Stored items from a collection:
*-*-*
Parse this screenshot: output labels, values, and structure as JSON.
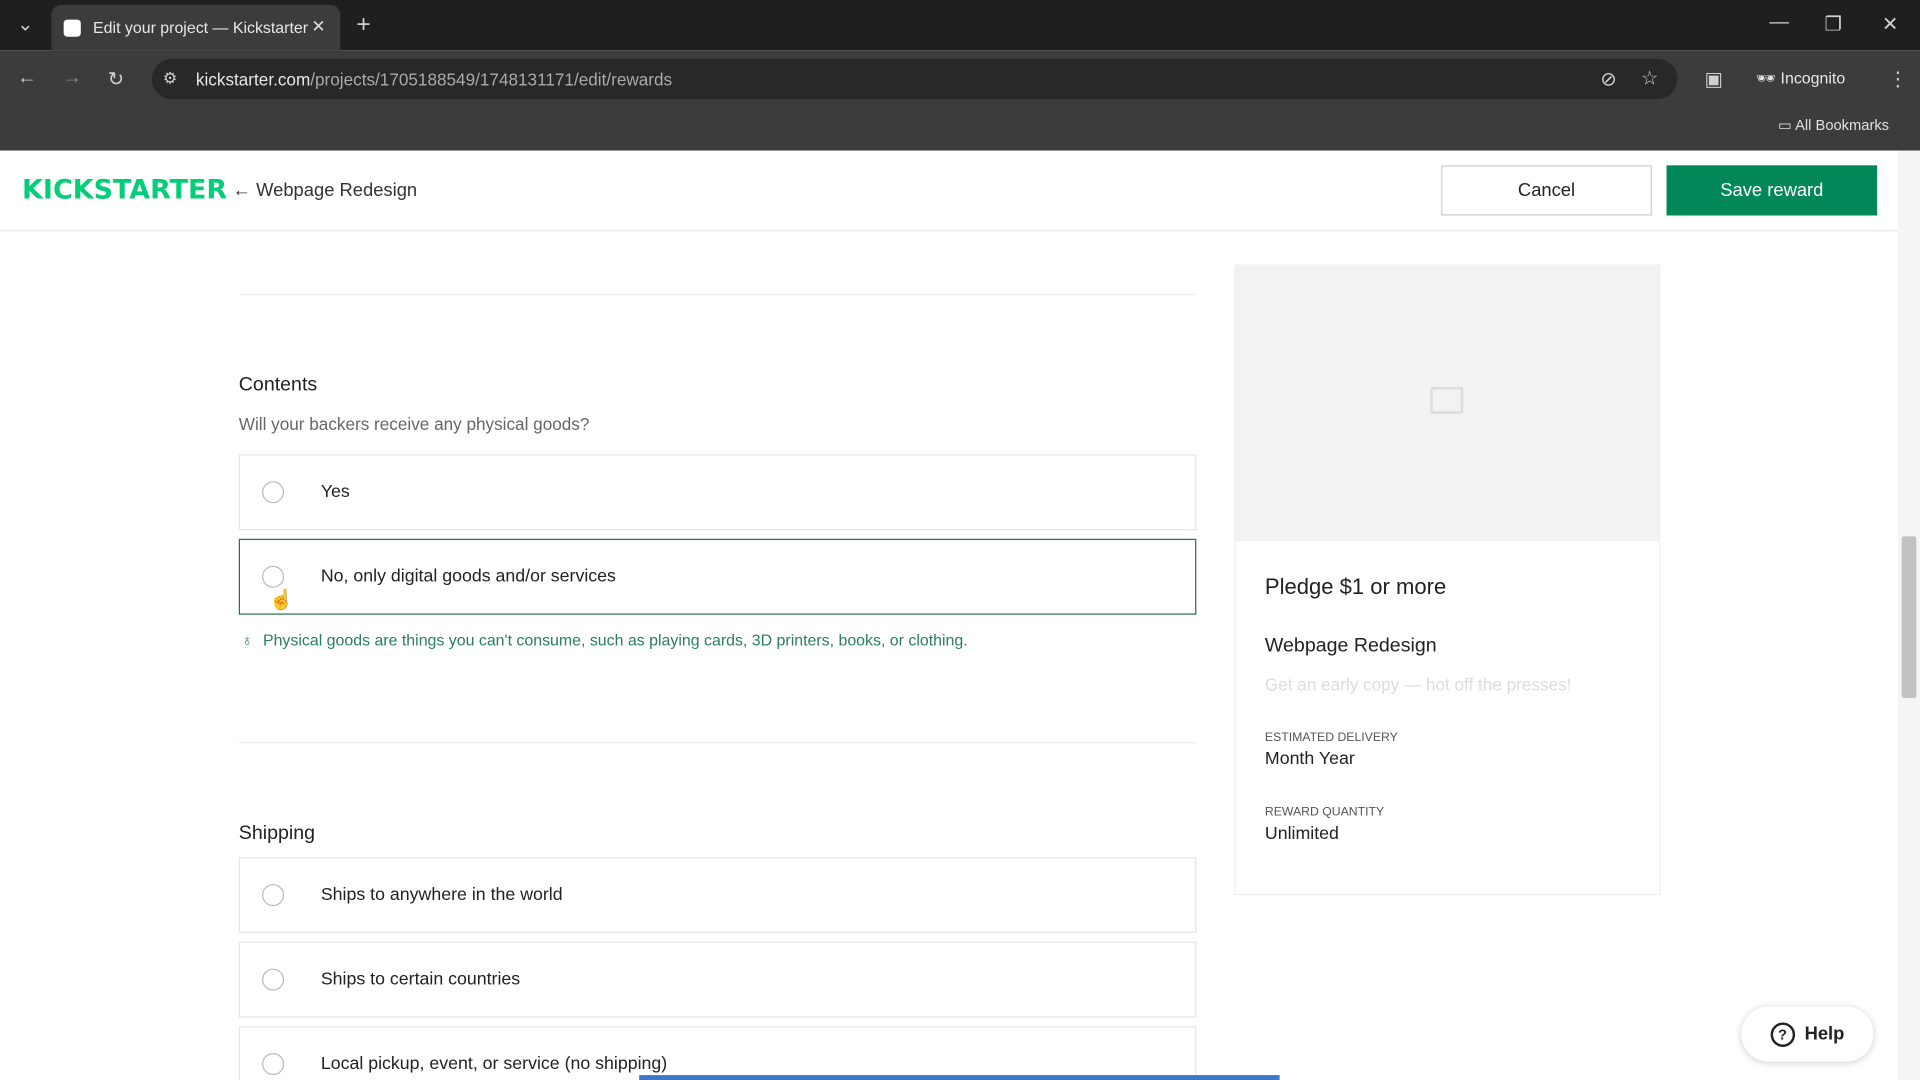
{
  "browser": {
    "tab_title": "Edit your project — Kickstarter",
    "url_host": "kickstarter.com",
    "url_path": "/projects/1705188549/1748131171/edit/rewards",
    "incognito": "Incognito",
    "bookmarks": "All Bookmarks"
  },
  "header": {
    "logo": "KICKSTARTER",
    "back_label": "← Webpage Redesign",
    "cancel": "Cancel",
    "save": "Save reward",
    "accent": "#05ce78",
    "save_color": "#028858"
  },
  "contents": {
    "title": "Contents",
    "question": "Will your backers receive any physical goods?",
    "options": [
      {
        "label": "Yes"
      },
      {
        "label": "No, only digital goods and/or services"
      }
    ],
    "tip": "Physical goods are things you can't consume, such as playing cards, 3D printers, books, or clothing."
  },
  "shipping": {
    "title": "Shipping",
    "options": [
      {
        "label": "Ships to anywhere in the world"
      },
      {
        "label": "Ships to certain countries"
      },
      {
        "label": "Local pickup, event, or service (no shipping)"
      }
    ]
  },
  "preview": {
    "pledge": "Pledge $1 or more",
    "title": "Webpage Redesign",
    "description_placeholder": "Get an early copy — hot off the presses!",
    "delivery_label": "Estimated delivery",
    "delivery_value": "Month Year",
    "quantity_label": "Reward quantity",
    "quantity_value": "Unlimited"
  },
  "help": {
    "label": "Help"
  }
}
*-*-*
Job:
Gather and return every line that holds the string "Ships".

Task answer:
        "label": "Ships to anywhere in the world"
        "label": "Ships to certain countries"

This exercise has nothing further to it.